- _Working data_

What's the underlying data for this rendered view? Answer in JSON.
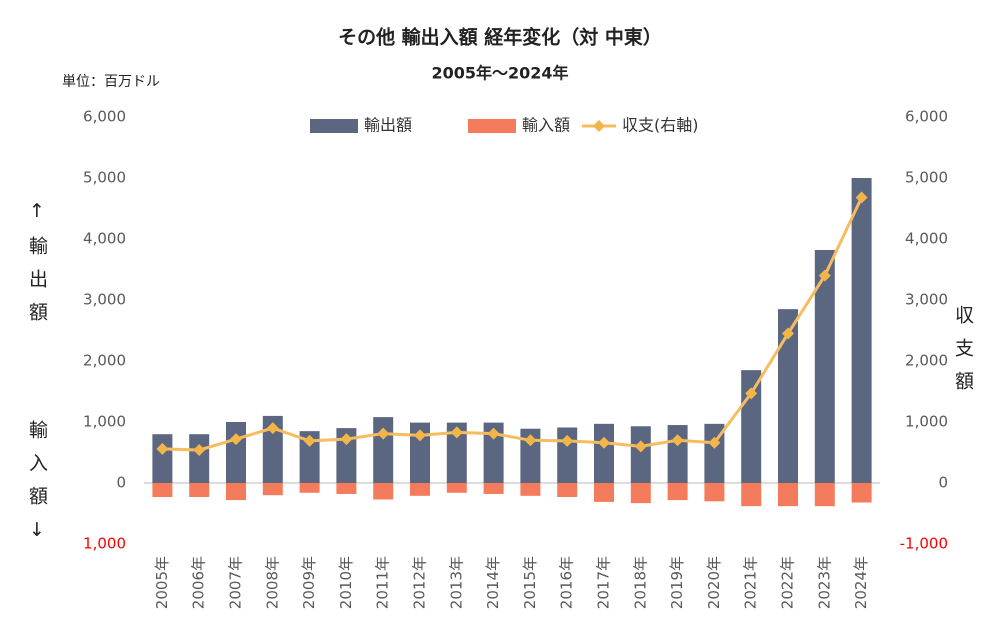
{
  "chart_data": {
    "type": "bar-line",
    "title": "その他 輸出入額 経年変化（対 中東）",
    "subtitle": "2005年～2024年",
    "unit_label": "単位：百万ドル",
    "y_label_top": "↑輸出額",
    "y_label_bottom": "輸入額↓",
    "y2_label": "収支額",
    "categories": [
      "2005年",
      "2006年",
      "2007年",
      "2008年",
      "2009年",
      "2010年",
      "2011年",
      "2012年",
      "2013年",
      "2014年",
      "2015年",
      "2016年",
      "2017年",
      "2018年",
      "2019年",
      "2020年",
      "2021年",
      "2022年",
      "2023年",
      "2024年"
    ],
    "series": [
      {
        "name": "輸出額",
        "type": "bar",
        "color": "#5b6681",
        "values": [
          800,
          800,
          1000,
          1100,
          850,
          900,
          1080,
          990,
          990,
          990,
          890,
          910,
          970,
          930,
          950,
          970,
          1850,
          2850,
          3820,
          5000
        ]
      },
      {
        "name": "輸入額",
        "type": "bar",
        "color": "#f47c5c",
        "values": [
          -230,
          -230,
          -280,
          -200,
          -160,
          -180,
          -270,
          -210,
          -160,
          -180,
          -210,
          -230,
          -310,
          -330,
          -280,
          -300,
          -380,
          -380,
          -380,
          -320
        ]
      },
      {
        "name": "収支(右軸)",
        "type": "line",
        "axis": "y2",
        "color": "#f5bd5f",
        "values": [
          560,
          540,
          720,
          900,
          690,
          720,
          810,
          780,
          830,
          810,
          700,
          690,
          660,
          600,
          700,
          660,
          1470,
          2450,
          3400,
          4680
        ]
      }
    ],
    "ylim": [
      -1000,
      6000
    ],
    "yticks": [
      {
        "value": 6000,
        "label": "6,000"
      },
      {
        "value": 5000,
        "label": "5,000"
      },
      {
        "value": 4000,
        "label": "4,000"
      },
      {
        "value": 3000,
        "label": "3,000"
      },
      {
        "value": 2000,
        "label": "2,000"
      },
      {
        "value": 1000,
        "label": "1,000"
      },
      0,
      {
        "value": -1000,
        "label": "1,000"
      }
    ],
    "y2lim": [
      -1000,
      6000
    ],
    "y2ticks": [
      {
        "value": 6000,
        "label": "6,000"
      },
      {
        "value": 5000,
        "label": "5,000"
      },
      {
        "value": 4000,
        "label": "4,000"
      },
      {
        "value": 3000,
        "label": "3,000"
      },
      {
        "value": 2000,
        "label": "2,000"
      },
      {
        "value": 1000,
        "label": "1,000"
      },
      0,
      {
        "value": -1000,
        "label": "-1,000"
      }
    ],
    "negative_tick_color": "#ff0000",
    "legend": "top"
  }
}
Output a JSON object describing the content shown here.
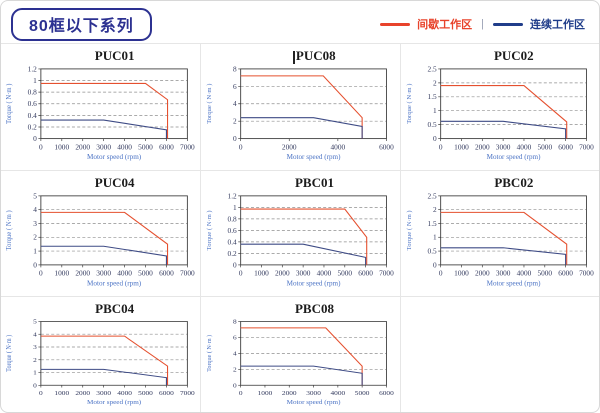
{
  "header": {
    "title": "80框以下系列",
    "legend": {
      "intermittent_label": "间歇工作区",
      "separator": "|",
      "continuous_label": "连续工作区"
    }
  },
  "colors": {
    "intermittent": "#e5502f",
    "continuous": "#3e4b85",
    "legend_red": "#e8432b",
    "legend_navy": "#203d8a",
    "header_navy": "#2c3191",
    "tick_text": "#333a5e",
    "axis_label": "#4a72c4",
    "frame": "#3d3d3d",
    "grid": "#8f8f8f"
  },
  "chart_data": [
    {
      "type": "line",
      "title": "PUC01",
      "caret": false,
      "xlabel": "Motor speed (rpm)",
      "ylabel": "Torque ( N·m )",
      "xlim": [
        0,
        7000
      ],
      "xticks": [
        0,
        1000,
        2000,
        3000,
        4000,
        5000,
        6000,
        7000
      ],
      "ylim": [
        0,
        1.2
      ],
      "yticks": [
        0,
        0.2,
        0.4,
        0.6,
        0.8,
        1,
        1.2
      ],
      "grid": "horizontal-dashed",
      "legend_position": "none",
      "series": [
        {
          "name": "间歇工作区",
          "color_key": "intermittent",
          "points": [
            [
              0,
              0.95
            ],
            [
              5000,
              0.95
            ],
            [
              6050,
              0.67
            ],
            [
              6050,
              0
            ]
          ]
        },
        {
          "name": "连续工作区",
          "color_key": "continuous",
          "points": [
            [
              0,
              0.32
            ],
            [
              3000,
              0.32
            ],
            [
              6000,
              0.15
            ],
            [
              6000,
              0
            ]
          ]
        }
      ]
    },
    {
      "type": "line",
      "title": "PUC08",
      "caret": true,
      "xlabel": "Motor speed (rpm)",
      "ylabel": "Torque ( N·m )",
      "xlim": [
        0,
        6000
      ],
      "xticks": [
        0,
        2000,
        4000,
        6000
      ],
      "ylim": [
        0,
        8
      ],
      "yticks": [
        0,
        2,
        4,
        6,
        8
      ],
      "grid": "horizontal-dashed",
      "legend_position": "none",
      "series": [
        {
          "name": "间歇工作区",
          "color_key": "intermittent",
          "points": [
            [
              0,
              7.2
            ],
            [
              3400,
              7.2
            ],
            [
              5000,
              2.4
            ],
            [
              5000,
              0
            ]
          ]
        },
        {
          "name": "连续工作区",
          "color_key": "continuous",
          "points": [
            [
              0,
              2.4
            ],
            [
              3000,
              2.4
            ],
            [
              5000,
              1.4
            ],
            [
              5000,
              0
            ]
          ]
        }
      ]
    },
    {
      "type": "line",
      "title": "PUC02",
      "caret": false,
      "xlabel": "Motor speed (rpm)",
      "ylabel": "Torque ( N·m )",
      "xlim": [
        0,
        7000
      ],
      "xticks": [
        0,
        1000,
        2000,
        3000,
        4000,
        5000,
        6000,
        7000
      ],
      "ylim": [
        0,
        2.5
      ],
      "yticks": [
        0,
        0.5,
        1,
        1.5,
        2,
        2.5
      ],
      "grid": "horizontal-dashed",
      "legend_position": "none",
      "series": [
        {
          "name": "间歇工作区",
          "color_key": "intermittent",
          "points": [
            [
              0,
              1.9
            ],
            [
              4000,
              1.9
            ],
            [
              6050,
              0.6
            ],
            [
              6050,
              0
            ]
          ]
        },
        {
          "name": "连续工作区",
          "color_key": "continuous",
          "points": [
            [
              0,
              0.62
            ],
            [
              3000,
              0.62
            ],
            [
              6000,
              0.35
            ],
            [
              6000,
              0
            ]
          ]
        }
      ]
    },
    {
      "type": "line",
      "title": "PUC04",
      "caret": false,
      "xlabel": "Motor speed (rpm)",
      "ylabel": "Torque ( N·m )",
      "xlim": [
        0,
        7000
      ],
      "xticks": [
        0,
        1000,
        2000,
        3000,
        4000,
        5000,
        6000,
        7000
      ],
      "ylim": [
        0,
        5
      ],
      "yticks": [
        0,
        1,
        2,
        3,
        4,
        5
      ],
      "grid": "horizontal-dashed",
      "legend_position": "none",
      "series": [
        {
          "name": "间歇工作区",
          "color_key": "intermittent",
          "points": [
            [
              0,
              3.8
            ],
            [
              4000,
              3.8
            ],
            [
              6050,
              1.5
            ],
            [
              6050,
              0
            ]
          ]
        },
        {
          "name": "连续工作区",
          "color_key": "continuous",
          "points": [
            [
              0,
              1.35
            ],
            [
              3000,
              1.35
            ],
            [
              6000,
              0.65
            ],
            [
              6000,
              0
            ]
          ]
        }
      ]
    },
    {
      "type": "line",
      "title": "PBC01",
      "caret": false,
      "xlabel": "Motor speed (rpm)",
      "ylabel": "Torque ( N·m )",
      "xlim": [
        0,
        7000
      ],
      "xticks": [
        0,
        1000,
        2000,
        3000,
        4000,
        5000,
        6000,
        7000
      ],
      "ylim": [
        0,
        1.2
      ],
      "yticks": [
        0,
        0.2,
        0.4,
        0.6,
        0.8,
        1,
        1.2
      ],
      "grid": "horizontal-dashed",
      "legend_position": "none",
      "series": [
        {
          "name": "间歇工作区",
          "color_key": "intermittent",
          "points": [
            [
              0,
              0.97
            ],
            [
              5000,
              0.97
            ],
            [
              6050,
              0.48
            ],
            [
              6050,
              0
            ]
          ]
        },
        {
          "name": "连续工作区",
          "color_key": "continuous",
          "points": [
            [
              0,
              0.36
            ],
            [
              3000,
              0.36
            ],
            [
              6000,
              0.13
            ],
            [
              6000,
              0
            ]
          ]
        }
      ]
    },
    {
      "type": "line",
      "title": "PBC02",
      "caret": false,
      "xlabel": "Motor speed (rpm)",
      "ylabel": "Torque ( N·m )",
      "xlim": [
        0,
        7000
      ],
      "xticks": [
        0,
        1000,
        2000,
        3000,
        4000,
        5000,
        6000,
        7000
      ],
      "ylim": [
        0,
        2.5
      ],
      "yticks": [
        0,
        0.5,
        1,
        1.5,
        2,
        2.5
      ],
      "grid": "horizontal-dashed",
      "legend_position": "none",
      "series": [
        {
          "name": "间歇工作区",
          "color_key": "intermittent",
          "points": [
            [
              0,
              1.9
            ],
            [
              4000,
              1.9
            ],
            [
              6050,
              0.75
            ],
            [
              6050,
              0
            ]
          ]
        },
        {
          "name": "连续工作区",
          "color_key": "continuous",
          "points": [
            [
              0,
              0.62
            ],
            [
              3000,
              0.62
            ],
            [
              6000,
              0.38
            ],
            [
              6000,
              0
            ]
          ]
        }
      ]
    },
    {
      "type": "line",
      "title": "PBC04",
      "caret": false,
      "xlabel": "Motor speed (rpm)",
      "ylabel": "Torque ( N·m )",
      "xlim": [
        0,
        7000
      ],
      "xticks": [
        0,
        1000,
        2000,
        3000,
        4000,
        5000,
        6000,
        7000
      ],
      "ylim": [
        0,
        5
      ],
      "yticks": [
        0,
        1,
        2,
        3,
        4,
        5
      ],
      "grid": "horizontal-dashed",
      "legend_position": "none",
      "series": [
        {
          "name": "间歇工作区",
          "color_key": "intermittent",
          "points": [
            [
              0,
              3.85
            ],
            [
              4000,
              3.85
            ],
            [
              6050,
              1.5
            ],
            [
              6050,
              0
            ]
          ]
        },
        {
          "name": "连续工作区",
          "color_key": "continuous",
          "points": [
            [
              0,
              1.25
            ],
            [
              3000,
              1.25
            ],
            [
              6000,
              0.6
            ],
            [
              6000,
              0
            ]
          ]
        }
      ]
    },
    {
      "type": "line",
      "title": "PBC08",
      "caret": false,
      "xlabel": "Motor speed (rpm)",
      "ylabel": "Torque ( N·m )",
      "xlim": [
        0,
        6000
      ],
      "xticks": [
        0,
        1000,
        2000,
        3000,
        4000,
        5000,
        6000
      ],
      "ylim": [
        0,
        8
      ],
      "yticks": [
        0,
        2,
        4,
        6,
        8
      ],
      "grid": "horizontal-dashed",
      "legend_position": "none",
      "series": [
        {
          "name": "间歇工作区",
          "color_key": "intermittent",
          "points": [
            [
              0,
              7.2
            ],
            [
              3500,
              7.2
            ],
            [
              5000,
              2.4
            ],
            [
              5000,
              0
            ]
          ]
        },
        {
          "name": "连续工作区",
          "color_key": "continuous",
          "points": [
            [
              0,
              2.4
            ],
            [
              3000,
              2.4
            ],
            [
              5000,
              1.5
            ],
            [
              5000,
              0
            ]
          ]
        }
      ]
    }
  ]
}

- _Task_
Each line with the string "JSON" in it needs to be found and copied.

- _Solution for this problem_
What's the underlying data for this rendered view? Answer in JSON.
Output a JSON object describing the content shown here.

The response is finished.